* WHAT YOU WILL DO: Below are the records; collect from them each line containing the string "document".

Dataset entries
------------
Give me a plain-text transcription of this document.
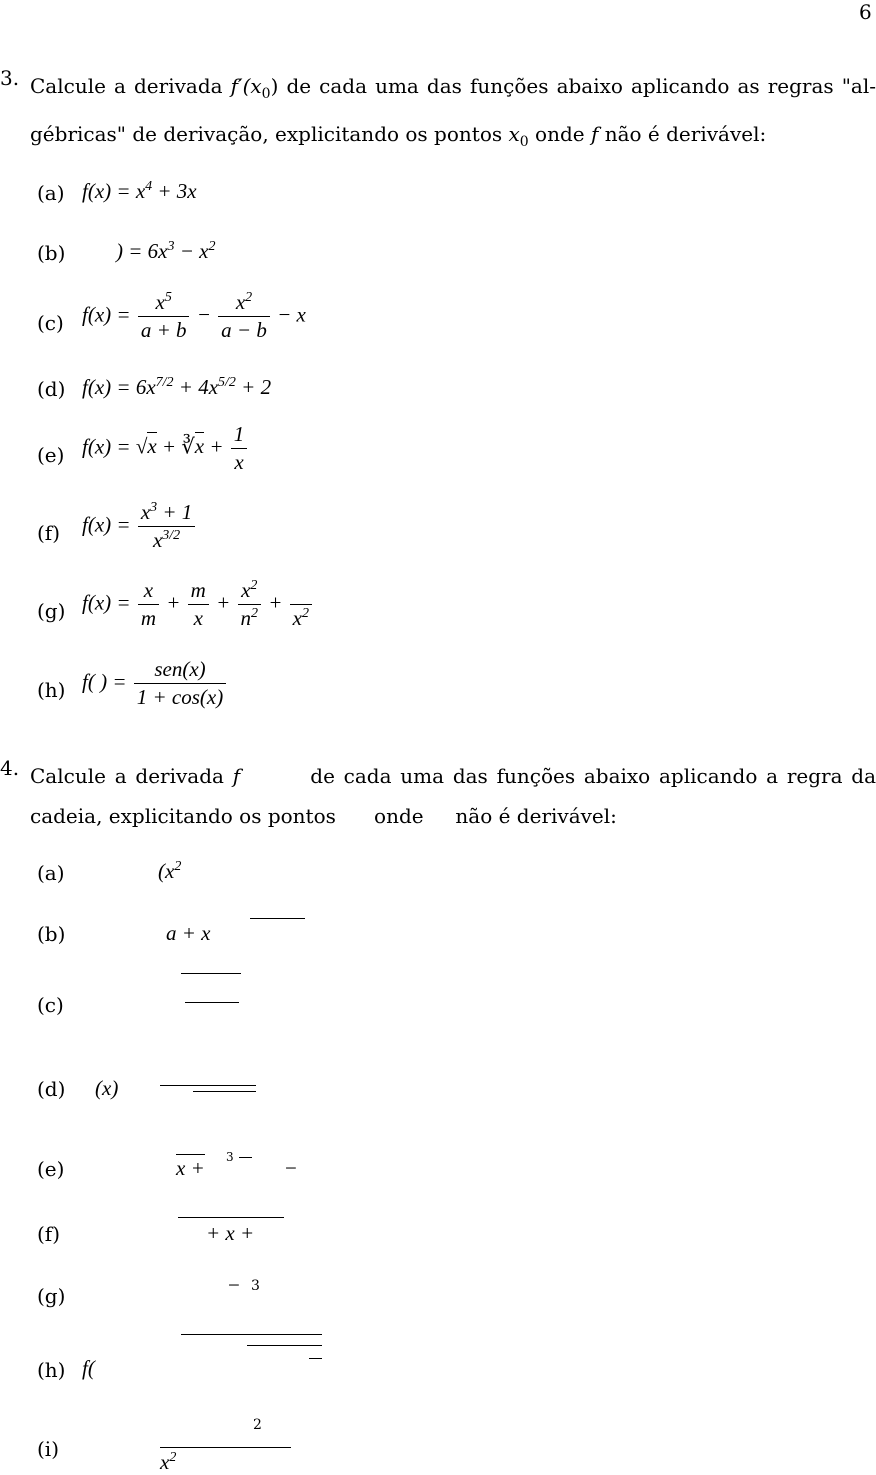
6
3. Calcule a derivada $f'(x_0)$ de cada uma das funções abaixo aplicando as regras "al-gébricas" de derivação, explicitando os pontos $x_0$ onde f não é derivável:
(a) $f(x) = x^4 + 3x$
(b) ) = $6x^3 - x^2$
(c) $f(x) = \frac{x^5}{a + b} - \frac{x^2}{a - b} - x$
(d) $f(x) = 6x^{7/2} + 4x^{5/2} + 2$
(e) f(x) = √x + ∛x + $\frac{1}{x}$
(f) $f(x) = \frac{x^3 + 1}{x^{3/2}}$
(g) $f(x) = \frac{x}{m} + \frac{m}{x} + \frac{x^2}{n^2}$ +

$x^2$
(h) f( ) = $\frac{\text{sen(x)}}{1 + \cos(x)}$
4. Calcule a derivada f	de cada uma das funções abaixo aplicando a regra da cadeia, explicitando os pontos      onde     não é derivável:
(a)	($x^2$
(b)	a + x
(c)
(d) (x)
(e)	x + 3 −
(f)	+ x +
(g)	− 3
(h) f(
(i)
2
$x^2$
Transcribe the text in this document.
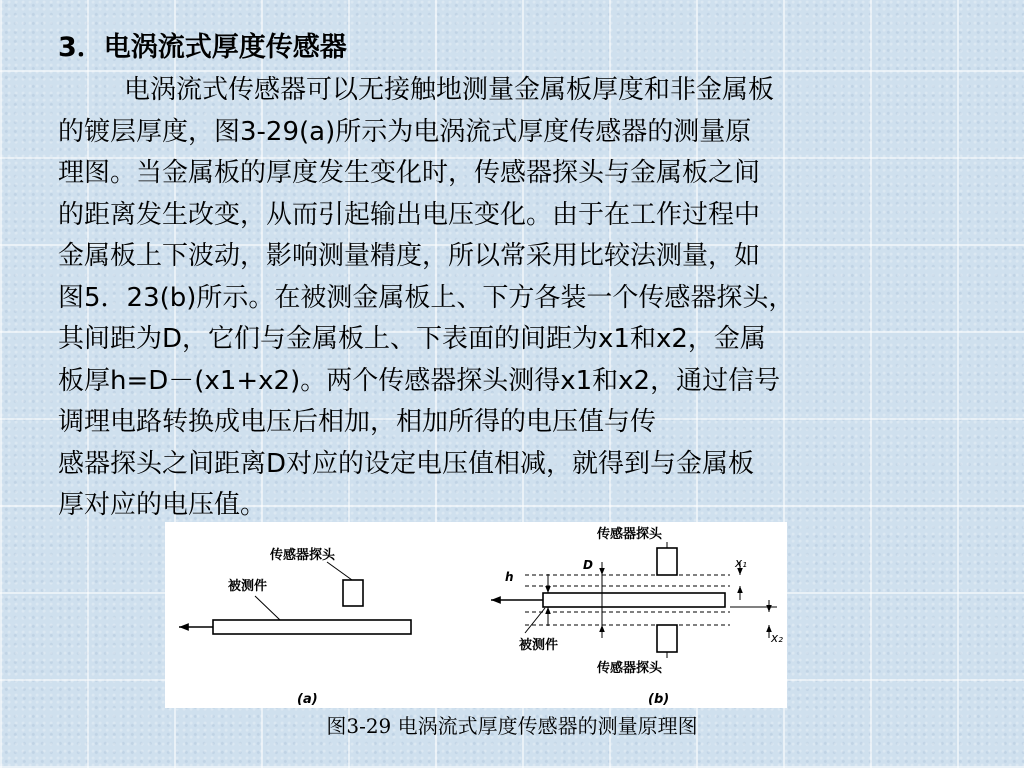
3．电涡流式厚度传感器
电涡流式传感器可以无接触地测量金属板厚度和非金属板
的镀层厚度，图3-29(a)所示为电涡流式厚度传感器的测量原
理图。当金属板的厚度发生变化时，传感器探头与金属板之间
的距离发生改变，从而引起输出电压变化。由于在工作过程中
金属板上下波动，影响测量精度，所以常采用比较法测量，如
图5．23(b)所示。在被测金属板上、下方各装一个传感器探头，
其间距为D，它们与金属板上、下表面的间距为x1和x2，金属
板厚h=D－(x1+x2)。两个传感器探头测得x1和x2，通过信号
调理电路转换成电压后相加，相加所得的电压值与传
感器探头之间距离D对应的设定电压值相减，就得到与金属板
厚对应的电压值。
传感器探头
被测件
(a)
传感器探头
h
D	x₁
x₂
传感器探头
被测件
(b)
图3-29 电涡流式厚度传感器的测量原理图
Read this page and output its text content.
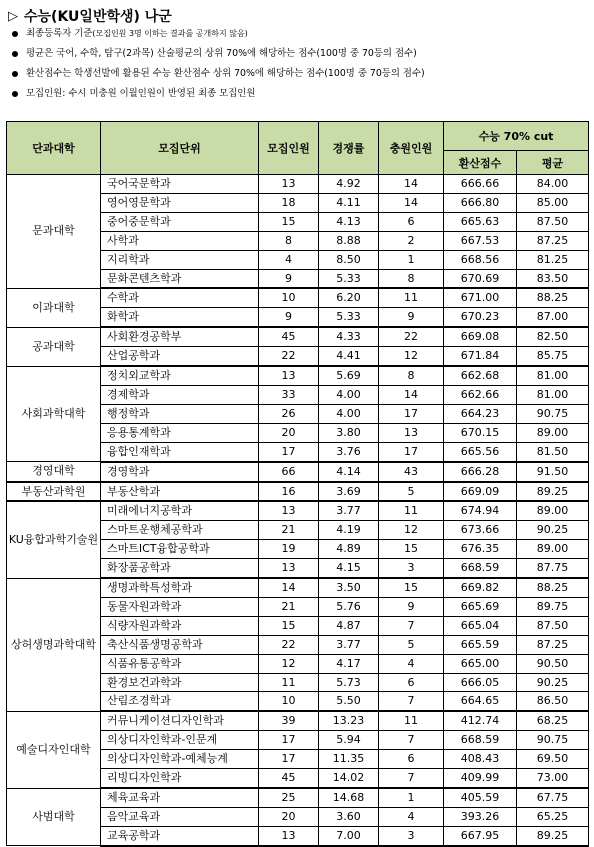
▷ 수능(KU일반학생) 나군
최종등록자 기준 (모집인원 3명 이하는 결과를 공개하지 않음)
평균은 국어, 수학, 탐구(2과목) 산술평균의 상위 70%에 해당하는 점수(100명 중 70등의 점수)
환산점수는 학생선발에 활용된 수능 환산점수 상위 70%에 해당하는 점수(100명 중 70등의 점수)
모집인원: 수시 미충원 이월인원이 반영된 최종 모집인원
단과대학	모집단위	모집인원	경쟁률	충원인원	수능 70% cut	
					환산점수	평균
문과대학	국어국문학과	13	4.92	14	666.66	84.00
	영어영문학과	18	4.11	14	666.80	85.00
	중어중문학과	15	4.13	6	665.63	87.50
	사학과	8	8.88	2	667.53	87.25
	지리학과	4	8.50	1	668.56	81.25
	문화콘텐츠학과	9	5.33	8	670.69	83.50
이과대학	수학과	10	6.20	11	671.00	88.25
	화학과	9	5.33	9	670.23	87.00
공과대학	사회환경공학부	45	4.33	22	669.08	82.50
	산업공학과	22	4.41	12	671.84	85.75
사회과학대학	정치외교학과	13	5.69	8	662.68	81.00
	경제학과	33	4.00	14	662.66	81.00
	행정학과	26	4.00	17	664.23	90.75
	응용통계학과	20	3.80	13	670.15	89.00
	융합인재학과	17	3.76	17	665.56	81.50
경영대학	경영학과	66	4.14	43	666.28	91.50
부동산과학원	부동산학과	16	3.69	5	669.09	89.25
KU융합과학기술원	미래에너지공학과	13	3.77	11	674.94	89.00
	스마트운행체공학과	21	4.19	12	673.66	90.25
	스마트ICT융합공학과	19	4.89	15	676.35	89.00
	화장품공학과	13	4.15	3	668.59	87.75
상허생명과학대학	생명과학특성학과	14	3.50	15	669.82	88.25
	동물자원과학과	21	5.76	9	665.69	89.75
	식량자원과학과	15	4.87	7	665.04	87.50
	축산식품생명공학과	22	3.77	5	665.59	87.25
	식품유통공학과	12	4.17	4	665.00	90.50
	환경보건과학과	11	5.73	6	666.05	90.25
	산림조경학과	10	5.50	7	664.65	86.50
예술디자인대학	커뮤니케이션디자인학과	39	13.23	11	412.74	68.25
	의상디자인학과-인문계	17	5.94	7	668.59	90.75
	의상디자인학과-예체능계	17	11.35	6	408.43	69.50
	리빙디자인학과	45	14.02	7	409.99	73.00
사범대학	체육교육과	25	14.68	1	405.59	67.75
	음악교육과	20	3.60	4	393.26	65.25
	교육공학과	13	7.00	3	667.95	89.25
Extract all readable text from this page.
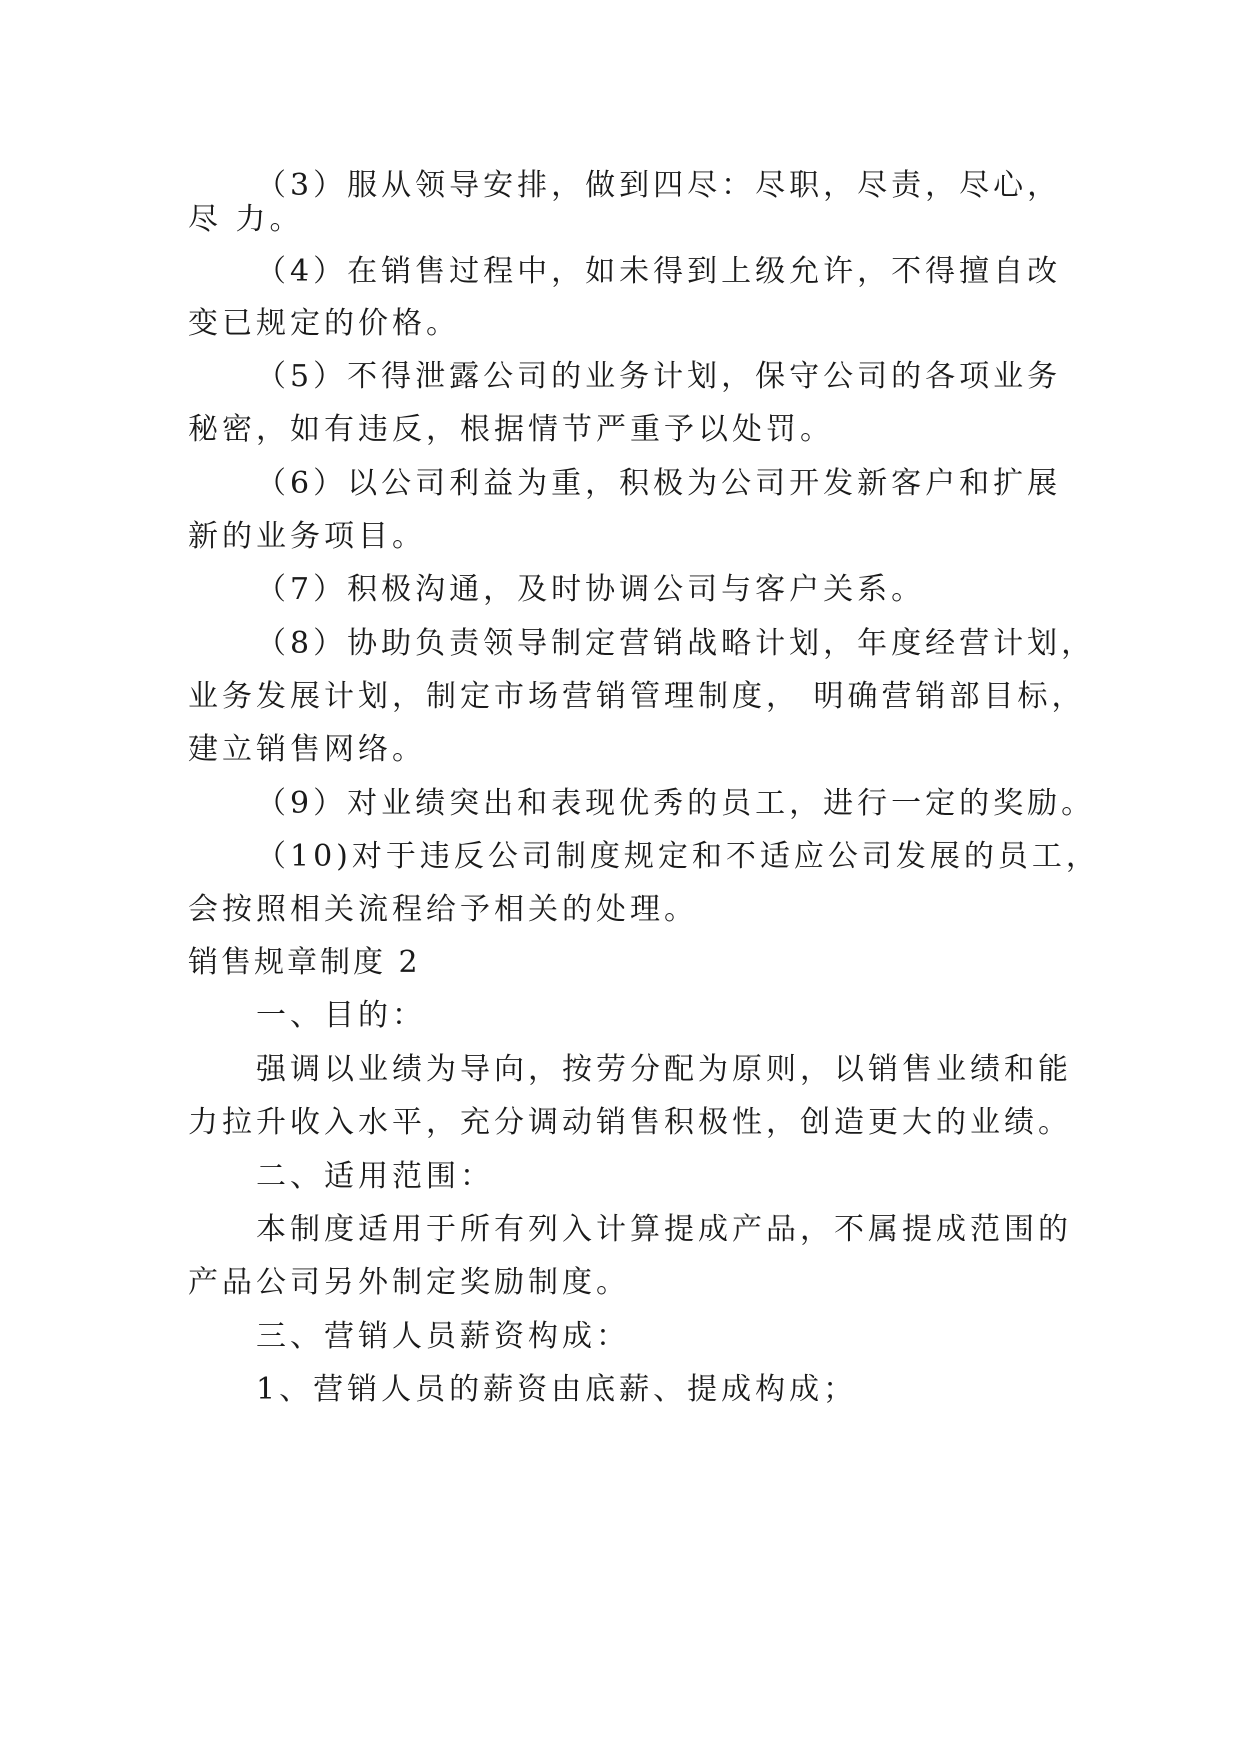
（3）服从领导安排，做到四尽：尽职，尽责，尽心，

尽 力。

（4）在销售过程中，如未得到上级允许，不得擅自改

变已规定的价格。

（5）不得泄露公司的业务计划，保守公司的各项业务

秘密，如有违反，根据情节严重予以处罚。

（6）以公司利益为重，积极为公司开发新客户和扩展

新的业务项目。

（7）积极沟通，及时协调公司与客户关系。

（8）协助负责领导制定营销战略计划，年度经营计划，

业务发展计划，制定市场营销管理制度， 明确营销部目标，

建立销售网络。

（9）对业绩突出和表现优秀的员工，进行一定的奖励。

（10)对于违反公司制度规定和不适应公司发展的员工，

会按照相关流程给予相关的处理。

销售规章制度 2

一、目的：

强调以业绩为导向，按劳分配为原则，以销售业绩和能

力拉升收入水平，充分调动销售积极性，创造更大的业绩。

二、适用范围：

本制度适用于所有列入计算提成产品，不属提成范围的

产品公司另外制定奖励制度。

三、营销人员薪资构成：

1、营销人员的薪资由底薪、提成构成；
------------
* OUTPUT FOR THIS EXERCISE:
Give me a plain-text transcription of this document.
Transcribe the text in this document.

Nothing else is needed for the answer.